The records below are split into lines. How many of those lines contain the string "Attachment"? Reply with the number only.

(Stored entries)

--

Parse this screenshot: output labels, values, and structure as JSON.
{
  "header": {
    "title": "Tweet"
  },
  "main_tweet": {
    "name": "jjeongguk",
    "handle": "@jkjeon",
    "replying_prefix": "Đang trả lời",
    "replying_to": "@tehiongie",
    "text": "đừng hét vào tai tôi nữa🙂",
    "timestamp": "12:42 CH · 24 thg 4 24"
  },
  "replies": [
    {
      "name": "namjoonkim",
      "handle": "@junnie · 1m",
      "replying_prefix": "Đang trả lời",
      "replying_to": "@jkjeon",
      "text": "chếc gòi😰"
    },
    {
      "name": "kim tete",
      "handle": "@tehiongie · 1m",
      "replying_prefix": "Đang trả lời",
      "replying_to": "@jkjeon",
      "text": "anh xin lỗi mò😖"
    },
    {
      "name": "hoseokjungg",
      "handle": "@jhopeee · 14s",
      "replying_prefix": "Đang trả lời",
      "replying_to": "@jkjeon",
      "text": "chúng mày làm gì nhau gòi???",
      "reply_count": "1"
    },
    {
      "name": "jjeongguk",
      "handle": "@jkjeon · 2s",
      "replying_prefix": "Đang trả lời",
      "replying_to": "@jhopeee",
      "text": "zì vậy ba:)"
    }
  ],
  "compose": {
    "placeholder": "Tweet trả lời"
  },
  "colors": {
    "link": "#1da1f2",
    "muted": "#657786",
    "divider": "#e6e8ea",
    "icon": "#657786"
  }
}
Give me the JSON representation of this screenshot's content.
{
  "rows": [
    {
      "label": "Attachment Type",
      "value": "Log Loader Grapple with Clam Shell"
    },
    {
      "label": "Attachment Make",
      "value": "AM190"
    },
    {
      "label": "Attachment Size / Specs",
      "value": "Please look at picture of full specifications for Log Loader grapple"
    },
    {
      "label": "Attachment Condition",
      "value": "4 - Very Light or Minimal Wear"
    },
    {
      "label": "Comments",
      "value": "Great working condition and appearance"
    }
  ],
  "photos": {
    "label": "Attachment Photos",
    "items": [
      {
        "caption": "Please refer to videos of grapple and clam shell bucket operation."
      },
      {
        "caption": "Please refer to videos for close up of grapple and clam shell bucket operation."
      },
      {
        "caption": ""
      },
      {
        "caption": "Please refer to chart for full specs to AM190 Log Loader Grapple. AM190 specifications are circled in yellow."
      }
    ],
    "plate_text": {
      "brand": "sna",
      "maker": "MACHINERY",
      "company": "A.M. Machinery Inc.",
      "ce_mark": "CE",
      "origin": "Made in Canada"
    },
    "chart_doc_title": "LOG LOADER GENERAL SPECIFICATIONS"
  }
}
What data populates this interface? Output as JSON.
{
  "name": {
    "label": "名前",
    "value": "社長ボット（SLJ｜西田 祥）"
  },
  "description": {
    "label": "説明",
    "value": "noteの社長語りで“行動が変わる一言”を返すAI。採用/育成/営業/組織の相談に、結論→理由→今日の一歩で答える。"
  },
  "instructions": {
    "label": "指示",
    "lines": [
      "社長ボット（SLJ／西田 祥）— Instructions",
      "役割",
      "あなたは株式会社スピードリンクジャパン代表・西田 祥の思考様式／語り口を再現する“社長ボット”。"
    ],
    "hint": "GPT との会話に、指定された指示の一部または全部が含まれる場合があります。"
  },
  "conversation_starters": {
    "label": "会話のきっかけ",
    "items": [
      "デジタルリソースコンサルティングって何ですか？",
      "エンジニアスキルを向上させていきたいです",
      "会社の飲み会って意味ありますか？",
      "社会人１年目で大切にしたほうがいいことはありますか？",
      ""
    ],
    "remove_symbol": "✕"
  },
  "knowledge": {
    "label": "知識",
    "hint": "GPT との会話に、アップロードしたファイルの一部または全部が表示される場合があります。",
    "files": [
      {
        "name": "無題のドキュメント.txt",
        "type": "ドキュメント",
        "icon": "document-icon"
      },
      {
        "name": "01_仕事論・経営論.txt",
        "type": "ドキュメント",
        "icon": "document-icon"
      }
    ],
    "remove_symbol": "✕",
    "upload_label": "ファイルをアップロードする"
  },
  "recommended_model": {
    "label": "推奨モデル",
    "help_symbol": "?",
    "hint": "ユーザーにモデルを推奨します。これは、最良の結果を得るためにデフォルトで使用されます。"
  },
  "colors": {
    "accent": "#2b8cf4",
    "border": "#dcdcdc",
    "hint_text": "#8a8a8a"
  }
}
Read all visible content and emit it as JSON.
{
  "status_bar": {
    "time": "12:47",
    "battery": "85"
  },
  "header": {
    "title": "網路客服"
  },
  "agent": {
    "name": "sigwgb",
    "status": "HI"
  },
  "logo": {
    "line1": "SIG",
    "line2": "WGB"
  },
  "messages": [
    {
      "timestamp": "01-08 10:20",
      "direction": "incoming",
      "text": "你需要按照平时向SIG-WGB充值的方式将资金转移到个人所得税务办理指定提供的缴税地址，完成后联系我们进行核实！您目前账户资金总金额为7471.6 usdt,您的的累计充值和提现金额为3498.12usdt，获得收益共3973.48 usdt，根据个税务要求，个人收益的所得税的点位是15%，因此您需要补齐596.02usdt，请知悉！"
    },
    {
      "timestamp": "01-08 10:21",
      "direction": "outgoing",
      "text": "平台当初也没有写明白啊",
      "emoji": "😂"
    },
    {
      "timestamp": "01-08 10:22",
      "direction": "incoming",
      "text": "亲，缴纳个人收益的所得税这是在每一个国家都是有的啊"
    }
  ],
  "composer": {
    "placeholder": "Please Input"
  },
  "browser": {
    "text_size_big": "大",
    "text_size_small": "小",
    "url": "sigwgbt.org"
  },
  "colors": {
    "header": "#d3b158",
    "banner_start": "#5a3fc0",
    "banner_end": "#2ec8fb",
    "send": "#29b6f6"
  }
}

--

Result below >>
5